* WHAT IS ASKED *
Please say how many lines of the listing hold "signal", with no other words in the answer.

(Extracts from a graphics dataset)
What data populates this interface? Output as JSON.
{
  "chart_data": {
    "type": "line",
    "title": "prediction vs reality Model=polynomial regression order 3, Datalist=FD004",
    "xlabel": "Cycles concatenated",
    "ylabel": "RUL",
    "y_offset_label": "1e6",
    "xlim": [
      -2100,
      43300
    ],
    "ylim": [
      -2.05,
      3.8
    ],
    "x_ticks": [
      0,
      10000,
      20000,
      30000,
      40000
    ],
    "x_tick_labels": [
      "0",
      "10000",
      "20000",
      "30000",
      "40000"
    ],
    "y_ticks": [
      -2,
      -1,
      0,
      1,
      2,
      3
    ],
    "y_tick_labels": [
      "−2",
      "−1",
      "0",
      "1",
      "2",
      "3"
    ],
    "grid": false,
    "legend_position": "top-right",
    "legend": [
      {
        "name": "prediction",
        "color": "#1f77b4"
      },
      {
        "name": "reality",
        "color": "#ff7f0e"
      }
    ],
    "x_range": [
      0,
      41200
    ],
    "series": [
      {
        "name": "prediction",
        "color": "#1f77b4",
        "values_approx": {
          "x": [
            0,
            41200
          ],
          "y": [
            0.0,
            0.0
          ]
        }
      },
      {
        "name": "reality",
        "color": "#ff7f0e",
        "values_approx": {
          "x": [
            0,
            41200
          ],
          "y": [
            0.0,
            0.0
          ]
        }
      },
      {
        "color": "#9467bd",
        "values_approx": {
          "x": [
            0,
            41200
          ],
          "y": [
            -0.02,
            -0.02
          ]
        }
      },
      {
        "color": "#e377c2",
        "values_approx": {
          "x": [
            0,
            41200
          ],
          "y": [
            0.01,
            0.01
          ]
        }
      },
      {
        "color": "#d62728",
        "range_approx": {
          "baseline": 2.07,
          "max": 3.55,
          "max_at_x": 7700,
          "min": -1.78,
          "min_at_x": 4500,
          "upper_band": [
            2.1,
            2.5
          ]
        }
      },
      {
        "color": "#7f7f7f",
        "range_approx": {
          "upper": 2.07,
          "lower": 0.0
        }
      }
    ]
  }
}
* * *
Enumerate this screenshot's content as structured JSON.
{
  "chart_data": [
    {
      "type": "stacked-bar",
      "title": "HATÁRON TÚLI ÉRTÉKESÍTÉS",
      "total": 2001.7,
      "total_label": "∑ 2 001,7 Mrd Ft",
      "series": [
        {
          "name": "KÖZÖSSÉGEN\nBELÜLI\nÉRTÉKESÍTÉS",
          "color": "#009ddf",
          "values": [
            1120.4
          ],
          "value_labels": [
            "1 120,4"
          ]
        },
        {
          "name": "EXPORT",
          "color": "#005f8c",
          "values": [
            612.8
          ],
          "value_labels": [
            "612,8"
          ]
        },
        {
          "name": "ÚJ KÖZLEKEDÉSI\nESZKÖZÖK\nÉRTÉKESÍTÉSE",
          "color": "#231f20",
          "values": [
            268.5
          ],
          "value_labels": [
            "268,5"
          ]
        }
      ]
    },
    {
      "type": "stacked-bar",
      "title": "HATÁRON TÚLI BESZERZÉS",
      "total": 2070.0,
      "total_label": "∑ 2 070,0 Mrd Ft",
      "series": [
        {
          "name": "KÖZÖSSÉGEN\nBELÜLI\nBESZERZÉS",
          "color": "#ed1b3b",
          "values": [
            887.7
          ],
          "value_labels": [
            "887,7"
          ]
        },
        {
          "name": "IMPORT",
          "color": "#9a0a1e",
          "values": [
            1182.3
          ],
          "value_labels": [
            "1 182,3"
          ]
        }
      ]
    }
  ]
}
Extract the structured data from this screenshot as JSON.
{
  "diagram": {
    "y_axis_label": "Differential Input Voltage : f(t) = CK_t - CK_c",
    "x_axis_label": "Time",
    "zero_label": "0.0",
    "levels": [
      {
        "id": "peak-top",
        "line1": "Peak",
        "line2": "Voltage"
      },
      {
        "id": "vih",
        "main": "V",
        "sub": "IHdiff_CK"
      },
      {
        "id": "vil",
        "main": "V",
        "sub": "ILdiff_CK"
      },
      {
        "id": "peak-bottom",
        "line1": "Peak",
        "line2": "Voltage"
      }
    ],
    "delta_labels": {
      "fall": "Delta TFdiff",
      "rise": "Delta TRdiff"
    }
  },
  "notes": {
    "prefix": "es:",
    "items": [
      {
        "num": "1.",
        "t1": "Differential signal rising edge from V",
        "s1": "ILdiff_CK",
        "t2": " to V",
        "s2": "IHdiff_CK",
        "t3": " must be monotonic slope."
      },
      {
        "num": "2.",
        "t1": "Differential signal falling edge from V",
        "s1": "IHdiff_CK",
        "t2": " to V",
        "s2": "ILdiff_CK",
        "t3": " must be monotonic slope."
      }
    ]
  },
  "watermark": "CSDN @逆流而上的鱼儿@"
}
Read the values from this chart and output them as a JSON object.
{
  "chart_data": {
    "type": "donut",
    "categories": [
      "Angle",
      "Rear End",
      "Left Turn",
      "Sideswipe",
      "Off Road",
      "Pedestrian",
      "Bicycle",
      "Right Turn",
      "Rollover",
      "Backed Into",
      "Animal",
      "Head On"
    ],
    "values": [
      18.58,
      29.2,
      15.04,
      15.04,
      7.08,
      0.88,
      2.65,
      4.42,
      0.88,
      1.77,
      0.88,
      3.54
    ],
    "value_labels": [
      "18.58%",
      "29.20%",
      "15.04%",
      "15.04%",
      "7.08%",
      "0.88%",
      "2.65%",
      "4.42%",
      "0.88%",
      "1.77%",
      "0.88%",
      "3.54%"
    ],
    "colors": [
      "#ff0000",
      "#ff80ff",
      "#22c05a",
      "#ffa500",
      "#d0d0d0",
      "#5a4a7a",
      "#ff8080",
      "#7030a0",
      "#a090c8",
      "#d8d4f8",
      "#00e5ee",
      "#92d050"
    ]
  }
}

* SOLVED PROBLEM *
2